* _Data records_
....................
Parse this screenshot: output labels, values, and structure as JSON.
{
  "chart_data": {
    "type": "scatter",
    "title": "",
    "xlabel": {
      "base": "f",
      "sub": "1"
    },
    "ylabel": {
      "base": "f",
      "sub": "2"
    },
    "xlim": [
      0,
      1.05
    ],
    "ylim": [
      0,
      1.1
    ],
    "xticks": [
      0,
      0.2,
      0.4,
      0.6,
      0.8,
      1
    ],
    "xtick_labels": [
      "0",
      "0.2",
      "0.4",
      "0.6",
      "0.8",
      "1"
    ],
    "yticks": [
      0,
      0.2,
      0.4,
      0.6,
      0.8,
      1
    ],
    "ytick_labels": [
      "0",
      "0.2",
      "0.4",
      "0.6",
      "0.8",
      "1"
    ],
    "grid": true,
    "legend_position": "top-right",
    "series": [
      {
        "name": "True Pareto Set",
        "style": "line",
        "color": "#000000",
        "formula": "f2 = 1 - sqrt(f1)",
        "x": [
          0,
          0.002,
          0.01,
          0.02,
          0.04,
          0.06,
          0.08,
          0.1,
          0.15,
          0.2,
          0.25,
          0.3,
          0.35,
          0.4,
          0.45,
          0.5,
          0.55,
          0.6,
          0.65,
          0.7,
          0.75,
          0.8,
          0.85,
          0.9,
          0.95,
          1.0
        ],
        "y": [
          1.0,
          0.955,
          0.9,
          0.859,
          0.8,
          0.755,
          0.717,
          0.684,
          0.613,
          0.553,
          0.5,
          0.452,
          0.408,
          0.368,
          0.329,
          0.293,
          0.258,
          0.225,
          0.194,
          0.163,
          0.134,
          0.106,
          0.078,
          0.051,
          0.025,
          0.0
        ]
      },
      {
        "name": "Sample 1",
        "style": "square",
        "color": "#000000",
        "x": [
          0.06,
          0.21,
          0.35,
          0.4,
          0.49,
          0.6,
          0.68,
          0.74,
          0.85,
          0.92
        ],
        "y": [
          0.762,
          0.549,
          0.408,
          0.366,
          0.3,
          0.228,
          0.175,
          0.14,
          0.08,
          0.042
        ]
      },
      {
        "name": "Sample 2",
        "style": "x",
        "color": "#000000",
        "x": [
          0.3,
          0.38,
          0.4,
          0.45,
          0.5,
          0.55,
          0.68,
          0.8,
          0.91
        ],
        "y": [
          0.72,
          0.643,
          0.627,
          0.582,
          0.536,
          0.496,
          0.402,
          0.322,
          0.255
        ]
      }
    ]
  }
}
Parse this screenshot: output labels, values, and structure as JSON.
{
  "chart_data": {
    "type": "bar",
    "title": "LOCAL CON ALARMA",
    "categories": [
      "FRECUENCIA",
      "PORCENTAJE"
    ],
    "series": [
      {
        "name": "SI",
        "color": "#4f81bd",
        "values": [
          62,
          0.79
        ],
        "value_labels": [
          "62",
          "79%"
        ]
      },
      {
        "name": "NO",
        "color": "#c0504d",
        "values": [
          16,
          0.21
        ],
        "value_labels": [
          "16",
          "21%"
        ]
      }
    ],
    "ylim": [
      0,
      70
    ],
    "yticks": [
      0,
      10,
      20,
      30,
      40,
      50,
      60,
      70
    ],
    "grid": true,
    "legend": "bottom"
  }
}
....................
* _What to work on_
Identify and copy lines that hold the string "name".

* _The answer_
        "name": "True Pareto Set",
        "name": "Sample 1",
        "name": "Sample 2",
        "name": "SI",
        "name": "NO",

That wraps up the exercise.